## DATA SHOWN:

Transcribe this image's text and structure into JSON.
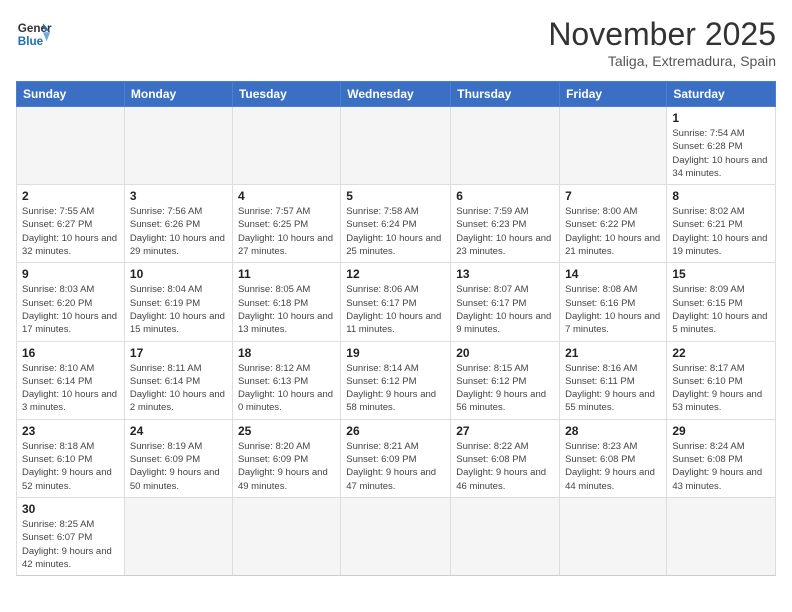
{
  "header": {
    "logo_line1": "General",
    "logo_line2": "Blue",
    "month_year": "November 2025",
    "location": "Taliga, Extremadura, Spain"
  },
  "weekdays": [
    "Sunday",
    "Monday",
    "Tuesday",
    "Wednesday",
    "Thursday",
    "Friday",
    "Saturday"
  ],
  "weeks": [
    [
      {
        "day": "",
        "info": ""
      },
      {
        "day": "",
        "info": ""
      },
      {
        "day": "",
        "info": ""
      },
      {
        "day": "",
        "info": ""
      },
      {
        "day": "",
        "info": ""
      },
      {
        "day": "",
        "info": ""
      },
      {
        "day": "1",
        "info": "Sunrise: 7:54 AM\nSunset: 6:28 PM\nDaylight: 10 hours and 34 minutes."
      }
    ],
    [
      {
        "day": "2",
        "info": "Sunrise: 7:55 AM\nSunset: 6:27 PM\nDaylight: 10 hours and 32 minutes."
      },
      {
        "day": "3",
        "info": "Sunrise: 7:56 AM\nSunset: 6:26 PM\nDaylight: 10 hours and 29 minutes."
      },
      {
        "day": "4",
        "info": "Sunrise: 7:57 AM\nSunset: 6:25 PM\nDaylight: 10 hours and 27 minutes."
      },
      {
        "day": "5",
        "info": "Sunrise: 7:58 AM\nSunset: 6:24 PM\nDaylight: 10 hours and 25 minutes."
      },
      {
        "day": "6",
        "info": "Sunrise: 7:59 AM\nSunset: 6:23 PM\nDaylight: 10 hours and 23 minutes."
      },
      {
        "day": "7",
        "info": "Sunrise: 8:00 AM\nSunset: 6:22 PM\nDaylight: 10 hours and 21 minutes."
      },
      {
        "day": "8",
        "info": "Sunrise: 8:02 AM\nSunset: 6:21 PM\nDaylight: 10 hours and 19 minutes."
      }
    ],
    [
      {
        "day": "9",
        "info": "Sunrise: 8:03 AM\nSunset: 6:20 PM\nDaylight: 10 hours and 17 minutes."
      },
      {
        "day": "10",
        "info": "Sunrise: 8:04 AM\nSunset: 6:19 PM\nDaylight: 10 hours and 15 minutes."
      },
      {
        "day": "11",
        "info": "Sunrise: 8:05 AM\nSunset: 6:18 PM\nDaylight: 10 hours and 13 minutes."
      },
      {
        "day": "12",
        "info": "Sunrise: 8:06 AM\nSunset: 6:17 PM\nDaylight: 10 hours and 11 minutes."
      },
      {
        "day": "13",
        "info": "Sunrise: 8:07 AM\nSunset: 6:17 PM\nDaylight: 10 hours and 9 minutes."
      },
      {
        "day": "14",
        "info": "Sunrise: 8:08 AM\nSunset: 6:16 PM\nDaylight: 10 hours and 7 minutes."
      },
      {
        "day": "15",
        "info": "Sunrise: 8:09 AM\nSunset: 6:15 PM\nDaylight: 10 hours and 5 minutes."
      }
    ],
    [
      {
        "day": "16",
        "info": "Sunrise: 8:10 AM\nSunset: 6:14 PM\nDaylight: 10 hours and 3 minutes."
      },
      {
        "day": "17",
        "info": "Sunrise: 8:11 AM\nSunset: 6:14 PM\nDaylight: 10 hours and 2 minutes."
      },
      {
        "day": "18",
        "info": "Sunrise: 8:12 AM\nSunset: 6:13 PM\nDaylight: 10 hours and 0 minutes."
      },
      {
        "day": "19",
        "info": "Sunrise: 8:14 AM\nSunset: 6:12 PM\nDaylight: 9 hours and 58 minutes."
      },
      {
        "day": "20",
        "info": "Sunrise: 8:15 AM\nSunset: 6:12 PM\nDaylight: 9 hours and 56 minutes."
      },
      {
        "day": "21",
        "info": "Sunrise: 8:16 AM\nSunset: 6:11 PM\nDaylight: 9 hours and 55 minutes."
      },
      {
        "day": "22",
        "info": "Sunrise: 8:17 AM\nSunset: 6:10 PM\nDaylight: 9 hours and 53 minutes."
      }
    ],
    [
      {
        "day": "23",
        "info": "Sunrise: 8:18 AM\nSunset: 6:10 PM\nDaylight: 9 hours and 52 minutes."
      },
      {
        "day": "24",
        "info": "Sunrise: 8:19 AM\nSunset: 6:09 PM\nDaylight: 9 hours and 50 minutes."
      },
      {
        "day": "25",
        "info": "Sunrise: 8:20 AM\nSunset: 6:09 PM\nDaylight: 9 hours and 49 minutes."
      },
      {
        "day": "26",
        "info": "Sunrise: 8:21 AM\nSunset: 6:09 PM\nDaylight: 9 hours and 47 minutes."
      },
      {
        "day": "27",
        "info": "Sunrise: 8:22 AM\nSunset: 6:08 PM\nDaylight: 9 hours and 46 minutes."
      },
      {
        "day": "28",
        "info": "Sunrise: 8:23 AM\nSunset: 6:08 PM\nDaylight: 9 hours and 44 minutes."
      },
      {
        "day": "29",
        "info": "Sunrise: 8:24 AM\nSunset: 6:08 PM\nDaylight: 9 hours and 43 minutes."
      }
    ],
    [
      {
        "day": "30",
        "info": "Sunrise: 8:25 AM\nSunset: 6:07 PM\nDaylight: 9 hours and 42 minutes."
      },
      {
        "day": "",
        "info": ""
      },
      {
        "day": "",
        "info": ""
      },
      {
        "day": "",
        "info": ""
      },
      {
        "day": "",
        "info": ""
      },
      {
        "day": "",
        "info": ""
      },
      {
        "day": "",
        "info": ""
      }
    ]
  ]
}
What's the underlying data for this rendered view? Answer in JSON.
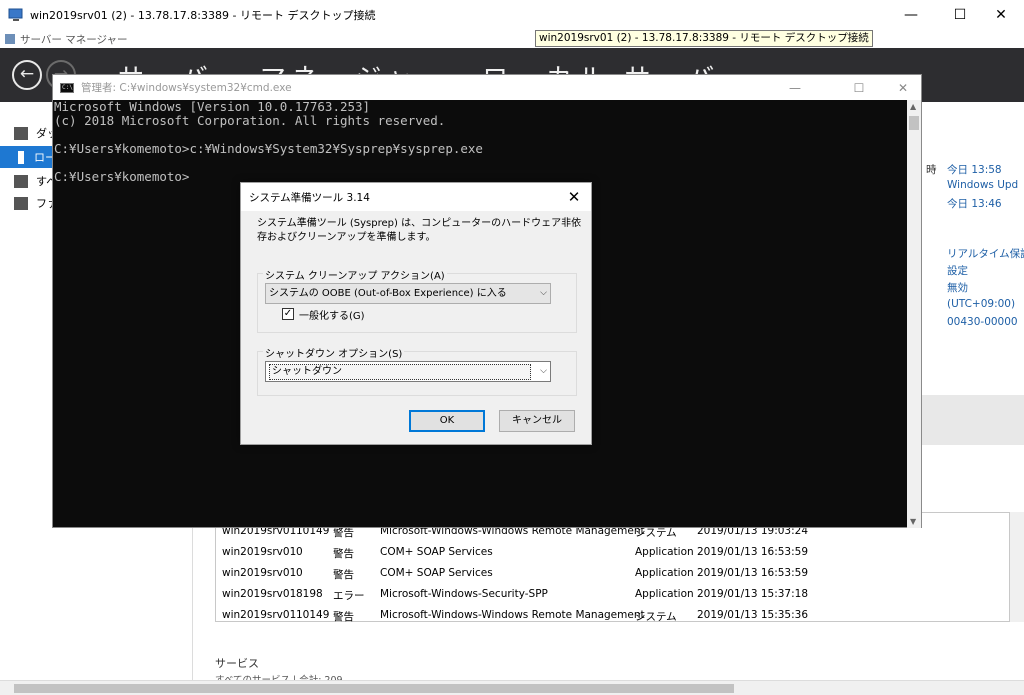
{
  "rdp": {
    "title": "win2019srv01 (2) - 13.78.17.8:3389 - リモート デスクトップ接続",
    "tooltip": "win2019srv01 (2) - 13.78.17.8:3389 - リモート デスクトップ接続",
    "minimize": "—",
    "maximize": "☐",
    "close": "✕"
  },
  "server_manager": {
    "app_title": "サーバー マネージャー",
    "banner_title": "サーバー マネージャー・ローカル サーバー",
    "sidebar": [
      {
        "label": "ダッ",
        "icon": "dashboard-icon"
      },
      {
        "label": "ロー",
        "icon": "local-server-icon"
      },
      {
        "label": "すべ",
        "icon": "all-servers-icon"
      },
      {
        "label": "ファ",
        "icon": "file-services-icon"
      }
    ],
    "right_col": {
      "hour_label": "時",
      "lines": [
        "今日 13:58",
        "Windows Upd",
        "今日 13:46",
        "",
        "リアルタイム保護",
        "設定",
        "無効",
        "(UTC+09:00)",
        "00430-00000"
      ]
    },
    "events": [
      {
        "server": "win2019srv01",
        "id": "10149",
        "level": "警告",
        "source": "Microsoft-Windows-Windows Remote Management",
        "log": "システム",
        "date": "2019/01/13 19:03:24"
      },
      {
        "server": "win2019srv01",
        "id": "0",
        "level": "警告",
        "source": "COM+ SOAP Services",
        "log": "Application",
        "date": "2019/01/13 16:53:59"
      },
      {
        "server": "win2019srv01",
        "id": "0",
        "level": "警告",
        "source": "COM+ SOAP Services",
        "log": "Application",
        "date": "2019/01/13 16:53:59"
      },
      {
        "server": "win2019srv01",
        "id": "8198",
        "level": "エラー",
        "source": "Microsoft-Windows-Security-SPP",
        "log": "Application",
        "date": "2019/01/13 15:37:18"
      },
      {
        "server": "win2019srv01",
        "id": "10149",
        "level": "警告",
        "source": "Microsoft-Windows-Windows Remote Management",
        "log": "システム",
        "date": "2019/01/13 15:35:36"
      }
    ],
    "services_title": "サービス",
    "services_subtitle": "すべてのサービス | 合計: 209"
  },
  "cmd": {
    "title": "管理者: C:¥windows¥system32¥cmd.exe",
    "icon_text": "C:\\",
    "lines": [
      "Microsoft Windows [Version 10.0.17763.253]",
      "(c) 2018 Microsoft Corporation. All rights reserved.",
      "",
      "C:¥Users¥komemoto>c:¥Windows¥System32¥Sysprep¥sysprep.exe",
      "",
      "C:¥Users¥komemoto>"
    ]
  },
  "sysprep": {
    "title": "システム準備ツール 3.14",
    "description": "システム準備ツール (Sysprep) は、コンピューターのハードウェア非依存およびクリーンアップを準備します。",
    "cleanup_group_label": "システム クリーンアップ アクション(A)",
    "cleanup_value": "システムの OOBE (Out-of-Box Experience) に入る",
    "generalize_label": "一般化する(G)",
    "generalize_checked": true,
    "shutdown_group_label": "シャットダウン オプション(S)",
    "shutdown_value": "シャットダウン",
    "ok_label": "OK",
    "cancel_label": "キャンセル"
  }
}
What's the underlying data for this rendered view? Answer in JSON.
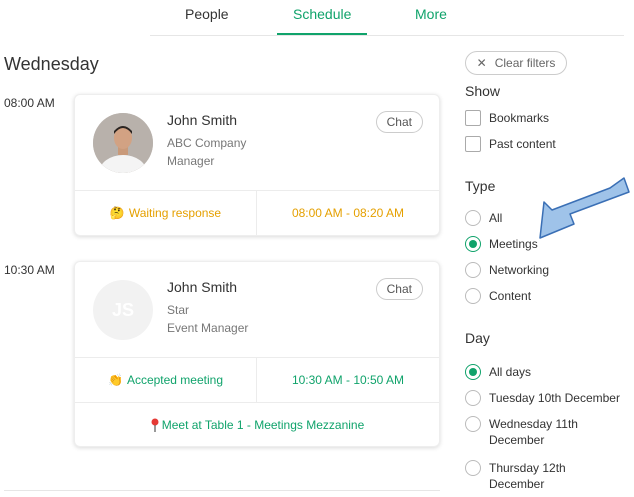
{
  "tabs": [
    {
      "label": "People"
    },
    {
      "label": "Schedule"
    },
    {
      "label": "More"
    }
  ],
  "day_title": "Wednesday",
  "meetings": [
    {
      "time": "08:00 AM",
      "name": "John Smith",
      "line1": "ABC Company",
      "line2": "Manager",
      "chat": "Chat",
      "status_emoji": "🤔",
      "status": "Waiting response",
      "range": "08:00 AM - 08:20 AM",
      "status_color": "#e5a000"
    },
    {
      "time": "10:30 AM",
      "name": "John Smith",
      "initials": "JS",
      "line1": "Star",
      "line2": "Event Manager",
      "chat": "Chat",
      "status_emoji": "👏",
      "status": "Accepted meeting",
      "range": "10:30 AM - 10:50 AM",
      "status_color": "#10a36b",
      "location": "Meet at Table 1 - Meetings Mezzanine"
    }
  ],
  "filters": {
    "clear_label": "Clear filters",
    "show_title": "Show",
    "show_options": [
      "Bookmarks",
      "Past content"
    ],
    "type_title": "Type",
    "type_options": [
      "All",
      "Meetings",
      "Networking",
      "Content"
    ],
    "type_selected": "Meetings",
    "day_title": "Day",
    "day_options": [
      "All days",
      "Tuesday 10th December",
      "Wednesday 11th",
      "December",
      "Thursday 12th",
      "December"
    ],
    "day_selected": "All days"
  },
  "colors": {
    "accent": "#10a36b",
    "waiting": "#e5a000",
    "arrow_fill": "#9fc3e9",
    "arrow_stroke": "#3a6fb5"
  }
}
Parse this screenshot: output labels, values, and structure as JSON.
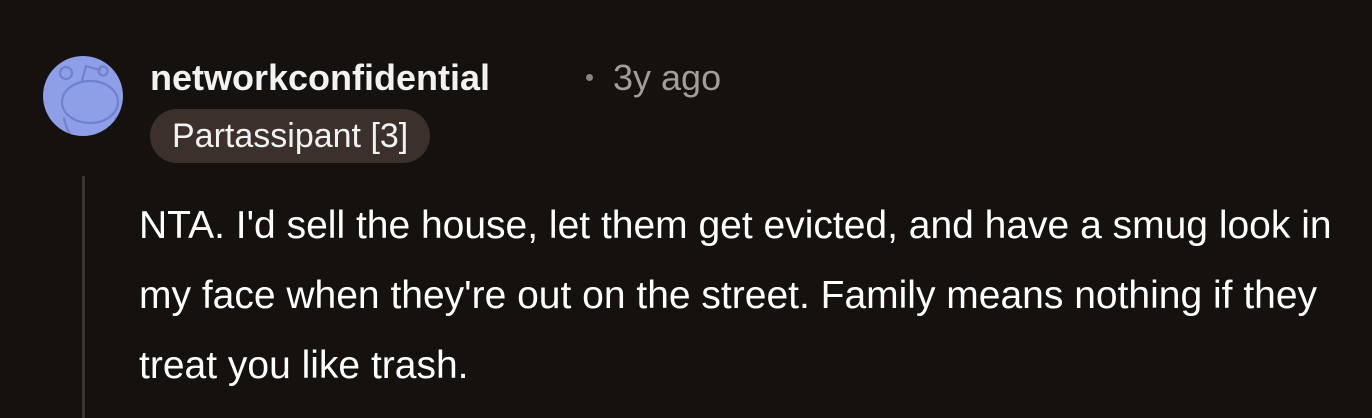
{
  "comment": {
    "username": "networkconfidential",
    "timestamp": "3y ago",
    "flair": "Partassipant [3]",
    "body": "NTA. I'd sell the house, let them get evicted, and have a smug look in my face when they're out on the street. Family means nothing if they treat you like trash."
  },
  "colors": {
    "background": "#14110f",
    "avatar": "#8e9fe7",
    "flair_background": "#3b302b",
    "timestamp": "#a39c97"
  },
  "icons": {
    "avatar": "snoo-avatar-icon",
    "separator": "dot-separator-icon"
  }
}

## PROBLEM STATEMENT:
Using the listing above, gather each line that holds the string "Microsoft" and copy it.

## RESPONSE:
        "source": "Microsoft-Windows-Windows Remote Management",
        "source": "Microsoft-Windows-Security-SPP",
        "source": "Microsoft-Windows-Windows Remote Management",
      "Microsoft Windows [Version 10.0.17763.253]",
      "(c) 2018 Microsoft Corporation. All rights reserved.",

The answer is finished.